**TASK TO CARRY OUT**
Rewrite the data below, changing every "bullet-dot-icon" to "bullet-marker" and leaving everything else as it is.

(Layout element entries)
———
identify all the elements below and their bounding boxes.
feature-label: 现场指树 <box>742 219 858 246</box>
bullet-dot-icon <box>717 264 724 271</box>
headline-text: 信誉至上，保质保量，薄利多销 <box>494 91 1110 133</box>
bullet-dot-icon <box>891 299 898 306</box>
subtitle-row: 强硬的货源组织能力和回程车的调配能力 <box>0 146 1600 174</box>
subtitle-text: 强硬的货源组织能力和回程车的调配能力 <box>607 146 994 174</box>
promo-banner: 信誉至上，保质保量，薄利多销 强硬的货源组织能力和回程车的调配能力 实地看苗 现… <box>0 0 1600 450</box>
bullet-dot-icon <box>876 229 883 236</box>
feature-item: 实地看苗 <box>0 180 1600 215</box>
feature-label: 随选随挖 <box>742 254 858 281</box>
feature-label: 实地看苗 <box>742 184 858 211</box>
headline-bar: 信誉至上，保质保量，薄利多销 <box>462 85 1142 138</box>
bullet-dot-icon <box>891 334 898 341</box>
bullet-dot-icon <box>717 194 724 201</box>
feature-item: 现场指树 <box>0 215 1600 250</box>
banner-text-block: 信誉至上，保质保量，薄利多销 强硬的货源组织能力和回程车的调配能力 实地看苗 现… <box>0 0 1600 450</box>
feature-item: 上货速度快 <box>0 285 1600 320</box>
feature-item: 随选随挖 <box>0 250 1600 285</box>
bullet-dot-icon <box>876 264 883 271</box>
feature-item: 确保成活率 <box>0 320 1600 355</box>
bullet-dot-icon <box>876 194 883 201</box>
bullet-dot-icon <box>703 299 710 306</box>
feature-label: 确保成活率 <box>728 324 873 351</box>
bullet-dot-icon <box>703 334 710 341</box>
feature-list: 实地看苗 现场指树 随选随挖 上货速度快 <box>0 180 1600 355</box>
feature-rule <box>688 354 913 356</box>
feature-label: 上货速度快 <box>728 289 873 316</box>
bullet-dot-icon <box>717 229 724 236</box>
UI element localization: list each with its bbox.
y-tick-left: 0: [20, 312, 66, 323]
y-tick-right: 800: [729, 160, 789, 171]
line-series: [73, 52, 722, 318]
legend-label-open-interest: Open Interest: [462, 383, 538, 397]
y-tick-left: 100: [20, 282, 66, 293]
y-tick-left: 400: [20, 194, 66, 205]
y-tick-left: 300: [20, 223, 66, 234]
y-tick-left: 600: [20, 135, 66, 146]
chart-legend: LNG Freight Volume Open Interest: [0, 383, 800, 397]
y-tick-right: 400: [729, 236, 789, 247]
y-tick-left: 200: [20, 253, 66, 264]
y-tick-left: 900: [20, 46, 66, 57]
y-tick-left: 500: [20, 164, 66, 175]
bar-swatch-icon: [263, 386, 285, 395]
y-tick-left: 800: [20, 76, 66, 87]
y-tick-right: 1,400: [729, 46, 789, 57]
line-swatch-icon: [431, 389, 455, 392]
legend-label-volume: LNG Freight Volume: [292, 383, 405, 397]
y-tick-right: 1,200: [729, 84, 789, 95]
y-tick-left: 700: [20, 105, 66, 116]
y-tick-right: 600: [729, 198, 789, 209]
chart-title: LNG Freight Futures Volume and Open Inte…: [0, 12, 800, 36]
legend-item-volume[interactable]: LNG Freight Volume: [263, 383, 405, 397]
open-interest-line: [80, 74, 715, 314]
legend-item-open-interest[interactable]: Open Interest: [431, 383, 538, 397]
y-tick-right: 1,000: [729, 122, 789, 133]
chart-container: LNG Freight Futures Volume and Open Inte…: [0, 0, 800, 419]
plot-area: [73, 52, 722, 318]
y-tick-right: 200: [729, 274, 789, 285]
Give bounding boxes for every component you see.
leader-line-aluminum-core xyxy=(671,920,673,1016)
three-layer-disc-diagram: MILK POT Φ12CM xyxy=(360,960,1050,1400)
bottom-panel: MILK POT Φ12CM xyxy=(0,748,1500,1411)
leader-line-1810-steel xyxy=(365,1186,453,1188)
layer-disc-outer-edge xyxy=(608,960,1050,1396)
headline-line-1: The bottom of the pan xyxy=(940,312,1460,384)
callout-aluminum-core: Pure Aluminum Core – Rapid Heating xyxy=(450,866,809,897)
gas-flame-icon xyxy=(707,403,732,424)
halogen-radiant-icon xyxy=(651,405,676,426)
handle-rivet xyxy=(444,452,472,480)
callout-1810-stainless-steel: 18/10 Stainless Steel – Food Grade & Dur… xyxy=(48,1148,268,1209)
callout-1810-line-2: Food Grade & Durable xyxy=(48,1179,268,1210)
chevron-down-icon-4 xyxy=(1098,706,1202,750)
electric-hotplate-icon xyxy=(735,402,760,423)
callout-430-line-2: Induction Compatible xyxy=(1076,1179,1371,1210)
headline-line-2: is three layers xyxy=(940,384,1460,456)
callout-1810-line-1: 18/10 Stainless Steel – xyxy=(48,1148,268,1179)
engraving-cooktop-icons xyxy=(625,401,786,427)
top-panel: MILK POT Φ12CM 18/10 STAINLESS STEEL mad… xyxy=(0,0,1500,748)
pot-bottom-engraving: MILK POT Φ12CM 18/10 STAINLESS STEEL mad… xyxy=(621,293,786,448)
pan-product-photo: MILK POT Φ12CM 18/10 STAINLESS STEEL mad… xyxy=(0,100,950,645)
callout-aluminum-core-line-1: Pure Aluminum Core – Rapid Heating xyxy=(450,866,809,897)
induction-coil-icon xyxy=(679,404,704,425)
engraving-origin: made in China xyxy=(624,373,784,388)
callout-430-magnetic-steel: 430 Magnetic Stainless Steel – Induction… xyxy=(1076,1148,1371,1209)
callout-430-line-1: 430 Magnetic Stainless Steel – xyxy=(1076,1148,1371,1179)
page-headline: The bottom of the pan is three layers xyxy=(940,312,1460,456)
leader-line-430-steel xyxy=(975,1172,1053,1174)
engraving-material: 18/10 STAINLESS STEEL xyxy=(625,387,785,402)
———
**OUTPUT FOR THIS TASK**
identify all the elements below and their bounding boxes.
feature-label: 现场指树 <box>742 219 858 246</box>
bullet-marker <box>717 264 724 271</box>
headline-text: 信誉至上，保质保量，薄利多销 <box>494 91 1110 133</box>
bullet-marker <box>891 299 898 306</box>
subtitle-row: 强硬的货源组织能力和回程车的调配能力 <box>0 146 1600 174</box>
subtitle-text: 强硬的货源组织能力和回程车的调配能力 <box>607 146 994 174</box>
promo-banner: 信誉至上，保质保量，薄利多销 强硬的货源组织能力和回程车的调配能力 实地看苗 现… <box>0 0 1600 450</box>
bullet-marker <box>876 229 883 236</box>
feature-item: 实地看苗 <box>0 180 1600 215</box>
feature-label: 随选随挖 <box>742 254 858 281</box>
feature-label: 实地看苗 <box>742 184 858 211</box>
headline-bar: 信誉至上，保质保量，薄利多销 <box>462 85 1142 138</box>
bullet-marker <box>891 334 898 341</box>
bullet-marker <box>717 194 724 201</box>
feature-item: 现场指树 <box>0 215 1600 250</box>
banner-text-block: 信誉至上，保质保量，薄利多销 强硬的货源组织能力和回程车的调配能力 实地看苗 现… <box>0 0 1600 450</box>
feature-item: 上货速度快 <box>0 285 1600 320</box>
feature-item: 随选随挖 <box>0 250 1600 285</box>
bullet-marker <box>876 264 883 271</box>
feature-item: 确保成活率 <box>0 320 1600 355</box>
bullet-marker <box>876 194 883 201</box>
bullet-marker <box>703 299 710 306</box>
feature-label: 确保成活率 <box>728 324 873 351</box>
bullet-marker <box>703 334 710 341</box>
feature-list: 实地看苗 现场指树 随选随挖 上货速度快 <box>0 180 1600 355</box>
feature-rule <box>688 354 913 356</box>
feature-label: 上货速度快 <box>728 289 873 316</box>
bullet-marker <box>717 229 724 236</box>
UI element localization: list each with its bbox.
y-tick-left: 0: [20, 312, 66, 323]
y-tick-right: 800: [729, 160, 789, 171]
line-series: [73, 52, 722, 318]
legend-label-open-interest: Open Interest: [462, 383, 538, 397]
y-tick-left: 100: [20, 282, 66, 293]
y-tick-left: 400: [20, 194, 66, 205]
y-tick-left: 300: [20, 223, 66, 234]
y-tick-left: 600: [20, 135, 66, 146]
chart-legend: LNG Freight Volume Open Interest: [0, 383, 800, 397]
y-tick-right: 400: [729, 236, 789, 247]
y-tick-left: 200: [20, 253, 66, 264]
y-tick-left: 900: [20, 46, 66, 57]
y-tick-left: 500: [20, 164, 66, 175]
bar-swatch-icon: [263, 386, 285, 395]
y-tick-left: 800: [20, 76, 66, 87]
y-tick-right: 1,400: [729, 46, 789, 57]
line-swatch-icon: [431, 389, 455, 392]
legend-label-volume: LNG Freight Volume: [292, 383, 405, 397]
y-tick-right: 1,200: [729, 84, 789, 95]
y-tick-left: 700: [20, 105, 66, 116]
y-tick-right: 600: [729, 198, 789, 209]
chart-title: LNG Freight Futures Volume and Open Inte…: [0, 12, 800, 36]
legend-item-volume[interactable]: LNG Freight Volume: [263, 383, 405, 397]
open-interest-line: [80, 74, 715, 314]
legend-item-open-interest[interactable]: Open Interest: [431, 383, 538, 397]
y-tick-right: 1,000: [729, 122, 789, 133]
chart-container: LNG Freight Futures Volume and Open Inte…: [0, 0, 800, 419]
plot-area: [73, 52, 722, 318]
y-tick-right: 200: [729, 274, 789, 285]
Give bounding boxes for every component you see.
leader-line-aluminum-core xyxy=(671,920,673,1016)
three-layer-disc-diagram: MILK POT Φ12CM xyxy=(360,960,1050,1400)
bottom-panel: MILK POT Φ12CM xyxy=(0,748,1500,1411)
leader-line-1810-steel xyxy=(365,1186,453,1188)
layer-disc-outer-edge xyxy=(608,960,1050,1396)
headline-line-1: The bottom of the pan xyxy=(940,312,1460,384)
callout-aluminum-core: Pure Aluminum Core – Rapid Heating xyxy=(450,866,809,897)
gas-flame-icon xyxy=(707,403,732,424)
halogen-radiant-icon xyxy=(651,405,676,426)
handle-rivet xyxy=(444,452,472,480)
callout-1810-stainless-steel: 18/10 Stainless Steel – Food Grade & Dur… xyxy=(48,1148,268,1209)
callout-1810-line-2: Food Grade & Durable xyxy=(48,1179,268,1210)
chevron-down-icon-4 xyxy=(1098,706,1202,750)
electric-hotplate-icon xyxy=(735,402,760,423)
callout-430-line-2: Induction Compatible xyxy=(1076,1179,1371,1210)
headline-line-2: is three layers xyxy=(940,384,1460,456)
callout-1810-line-1: 18/10 Stainless Steel – xyxy=(48,1148,268,1179)
engraving-cooktop-icons xyxy=(625,401,786,427)
top-panel: MILK POT Φ12CM 18/10 STAINLESS STEEL mad… xyxy=(0,0,1500,748)
pot-bottom-engraving: MILK POT Φ12CM 18/10 STAINLESS STEEL mad… xyxy=(621,293,786,448)
pan-product-photo: MILK POT Φ12CM 18/10 STAINLESS STEEL mad… xyxy=(0,100,950,645)
callout-aluminum-core-line-1: Pure Aluminum Core – Rapid Heating xyxy=(450,866,809,897)
induction-coil-icon xyxy=(679,404,704,425)
engraving-origin: made in China xyxy=(624,373,784,388)
callout-430-magnetic-steel: 430 Magnetic Stainless Steel – Induction… xyxy=(1076,1148,1371,1209)
callout-430-line-1: 430 Magnetic Stainless Steel – xyxy=(1076,1148,1371,1179)
page-headline: The bottom of the pan is three layers xyxy=(940,312,1460,456)
leader-line-430-steel xyxy=(975,1172,1053,1174)
engraving-material: 18/10 STAINLESS STEEL xyxy=(625,387,785,402)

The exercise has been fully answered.